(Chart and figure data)
----

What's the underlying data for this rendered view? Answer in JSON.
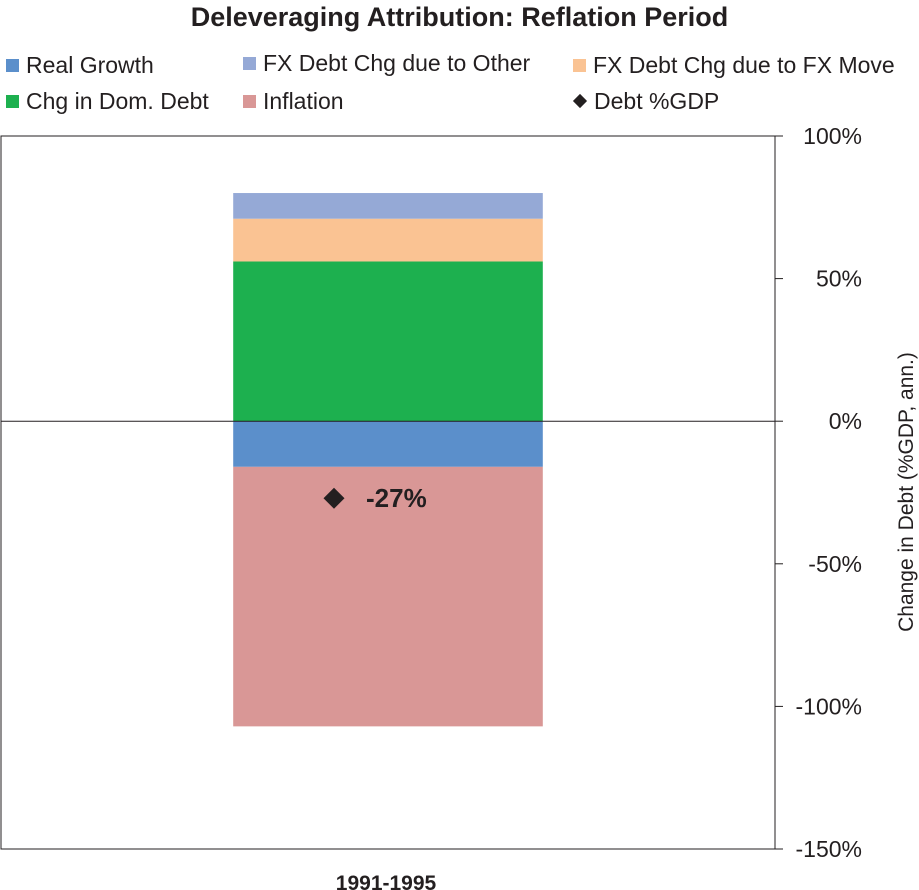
{
  "chart_data": {
    "type": "bar",
    "stacked": true,
    "title": "Deleveraging Attribution: Reflation Period",
    "ylabel": "Change in Debt (%GDP, ann.)",
    "ylim": [
      -150,
      100
    ],
    "yticks": [
      100,
      50,
      0,
      -50,
      -100,
      -150
    ],
    "ytick_labels": [
      "100%",
      "50%",
      "0%",
      "-50%",
      "-100%",
      "-150%"
    ],
    "yaxis_position": "right",
    "grid": false,
    "legend_position": "top",
    "categories": [
      "1991-1995"
    ],
    "series": [
      {
        "name": "Real Growth",
        "key": "real_growth",
        "color": "#5b8fcb",
        "values": [
          -16
        ]
      },
      {
        "name": "FX Debt Chg due to Other",
        "key": "fx_other",
        "color": "#95a9d6",
        "values": [
          9
        ]
      },
      {
        "name": "FX Debt Chg due to FX Move",
        "key": "fx_move",
        "color": "#fac393",
        "values": [
          15
        ]
      },
      {
        "name": "Chg in Dom. Debt",
        "key": "dom_debt",
        "color": "#1db04f",
        "values": [
          56
        ]
      },
      {
        "name": "Inflation",
        "key": "inflation",
        "color": "#d99796",
        "values": [
          -91
        ]
      }
    ],
    "stack_order_positive": [
      "dom_debt",
      "fx_move",
      "fx_other"
    ],
    "stack_order_negative": [
      "real_growth",
      "inflation"
    ],
    "debt_gdp": {
      "name": "Debt %GDP",
      "marker": "diamond",
      "color": "#231f20",
      "values": [
        -27
      ],
      "labels": [
        "-27%"
      ]
    }
  }
}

----

• The task:
Report the number of lines in the listing where the string "color" appears, and nothing besides.

• Response:
6